----- Data for the task

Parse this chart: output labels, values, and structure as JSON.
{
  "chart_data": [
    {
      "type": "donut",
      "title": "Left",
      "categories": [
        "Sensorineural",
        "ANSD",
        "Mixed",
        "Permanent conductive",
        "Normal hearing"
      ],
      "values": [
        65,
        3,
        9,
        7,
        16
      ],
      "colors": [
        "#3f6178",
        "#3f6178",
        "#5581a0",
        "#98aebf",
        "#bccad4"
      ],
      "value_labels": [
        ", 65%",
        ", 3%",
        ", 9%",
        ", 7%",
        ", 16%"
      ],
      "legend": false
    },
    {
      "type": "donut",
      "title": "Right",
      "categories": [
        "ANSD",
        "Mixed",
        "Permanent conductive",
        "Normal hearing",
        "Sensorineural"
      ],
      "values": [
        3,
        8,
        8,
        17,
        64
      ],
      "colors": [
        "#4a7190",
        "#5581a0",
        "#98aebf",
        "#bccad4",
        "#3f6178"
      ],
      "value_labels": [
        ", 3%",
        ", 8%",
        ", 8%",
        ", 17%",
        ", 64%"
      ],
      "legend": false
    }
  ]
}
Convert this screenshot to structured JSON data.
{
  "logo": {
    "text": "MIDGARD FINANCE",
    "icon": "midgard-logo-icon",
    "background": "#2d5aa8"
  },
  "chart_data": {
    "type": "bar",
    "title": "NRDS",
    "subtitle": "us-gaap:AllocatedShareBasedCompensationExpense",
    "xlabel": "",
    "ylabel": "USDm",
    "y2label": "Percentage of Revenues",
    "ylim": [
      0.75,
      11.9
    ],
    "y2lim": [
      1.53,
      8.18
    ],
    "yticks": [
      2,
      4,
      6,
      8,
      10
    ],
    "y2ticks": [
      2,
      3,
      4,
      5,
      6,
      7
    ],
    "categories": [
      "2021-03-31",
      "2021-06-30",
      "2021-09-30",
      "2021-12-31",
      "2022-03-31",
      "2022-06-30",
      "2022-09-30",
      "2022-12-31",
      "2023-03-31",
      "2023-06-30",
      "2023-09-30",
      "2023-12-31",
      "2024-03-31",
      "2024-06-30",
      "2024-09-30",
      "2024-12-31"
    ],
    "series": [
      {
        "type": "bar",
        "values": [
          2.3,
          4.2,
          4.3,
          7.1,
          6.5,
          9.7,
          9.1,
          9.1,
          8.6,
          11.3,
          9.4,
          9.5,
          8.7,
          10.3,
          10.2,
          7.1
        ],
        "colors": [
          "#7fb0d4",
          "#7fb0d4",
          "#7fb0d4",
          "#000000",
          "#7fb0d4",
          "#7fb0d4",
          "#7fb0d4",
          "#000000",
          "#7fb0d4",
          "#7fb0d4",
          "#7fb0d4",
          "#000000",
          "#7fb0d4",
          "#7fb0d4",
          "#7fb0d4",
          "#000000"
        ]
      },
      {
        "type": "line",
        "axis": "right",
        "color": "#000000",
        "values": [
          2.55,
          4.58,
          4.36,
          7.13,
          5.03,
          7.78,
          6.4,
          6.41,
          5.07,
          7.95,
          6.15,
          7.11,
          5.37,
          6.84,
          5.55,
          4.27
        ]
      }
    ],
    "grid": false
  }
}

----------

> [Problem details]
Write out all records exactly, keeping every detail.

> [Answer]
Parse this chart: output labels, values, and structure as JSON.
{
  "chart_data": [
    {
      "type": "donut",
      "title": "Left",
      "categories": [
        "Sensorineural",
        "ANSD",
        "Mixed",
        "Permanent conductive",
        "Normal hearing"
      ],
      "values": [
        65,
        3,
        9,
        7,
        16
      ],
      "colors": [
        "#3f6178",
        "#3f6178",
        "#5581a0",
        "#98aebf",
        "#bccad4"
      ],
      "value_labels": [
        ", 65%",
        ", 3%",
        ", 9%",
        ", 7%",
        ", 16%"
      ],
      "legend": false
    },
    {
      "type": "donut",
      "title": "Right",
      "categories": [
        "ANSD",
        "Mixed",
        "Permanent conductive",
        "Normal hearing",
        "Sensorineural"
      ],
      "values": [
        3,
        8,
        8,
        17,
        64
      ],
      "colors": [
        "#4a7190",
        "#5581a0",
        "#98aebf",
        "#bccad4",
        "#3f6178"
      ],
      "value_labels": [
        ", 3%",
        ", 8%",
        ", 8%",
        ", 17%",
        ", 64%"
      ],
      "legend": false
    }
  ]
}
Convert this screenshot to structured JSON data.
{
  "logo": {
    "text": "MIDGARD FINANCE",
    "icon": "midgard-logo-icon",
    "background": "#2d5aa8"
  },
  "chart_data": {
    "type": "bar",
    "title": "NRDS",
    "subtitle": "us-gaap:AllocatedShareBasedCompensationExpense",
    "xlabel": "",
    "ylabel": "USDm",
    "y2label": "Percentage of Revenues",
    "ylim": [
      0.75,
      11.9
    ],
    "y2lim": [
      1.53,
      8.18
    ],
    "yticks": [
      2,
      4,
      6,
      8,
      10
    ],
    "y2ticks": [
      2,
      3,
      4,
      5,
      6,
      7
    ],
    "categories": [
      "2021-03-31",
      "2021-06-30",
      "2021-09-30",
      "2021-12-31",
      "2022-03-31",
      "2022-06-30",
      "2022-09-30",
      "2022-12-31",
      "2023-03-31",
      "2023-06-30",
      "2023-09-30",
      "2023-12-31",
      "2024-03-31",
      "2024-06-30",
      "2024-09-30",
      "2024-12-31"
    ],
    "series": [
      {
        "type": "bar",
        "values": [
          2.3,
          4.2,
          4.3,
          7.1,
          6.5,
          9.7,
          9.1,
          9.1,
          8.6,
          11.3,
          9.4,
          9.5,
          8.7,
          10.3,
          10.2,
          7.1
        ],
        "colors": [
          "#7fb0d4",
          "#7fb0d4",
          "#7fb0d4",
          "#000000",
          "#7fb0d4",
          "#7fb0d4",
          "#7fb0d4",
          "#000000",
          "#7fb0d4",
          "#7fb0d4",
          "#7fb0d4",
          "#000000",
          "#7fb0d4",
          "#7fb0d4",
          "#7fb0d4",
          "#000000"
        ]
      },
      {
        "type": "line",
        "axis": "right",
        "color": "#000000",
        "values": [
          2.55,
          4.58,
          4.36,
          7.13,
          5.03,
          7.78,
          6.4,
          6.41,
          5.07,
          7.95,
          6.15,
          7.11,
          5.37,
          6.84,
          5.55,
          4.27
        ]
      }
    ],
    "grid": false
  }
}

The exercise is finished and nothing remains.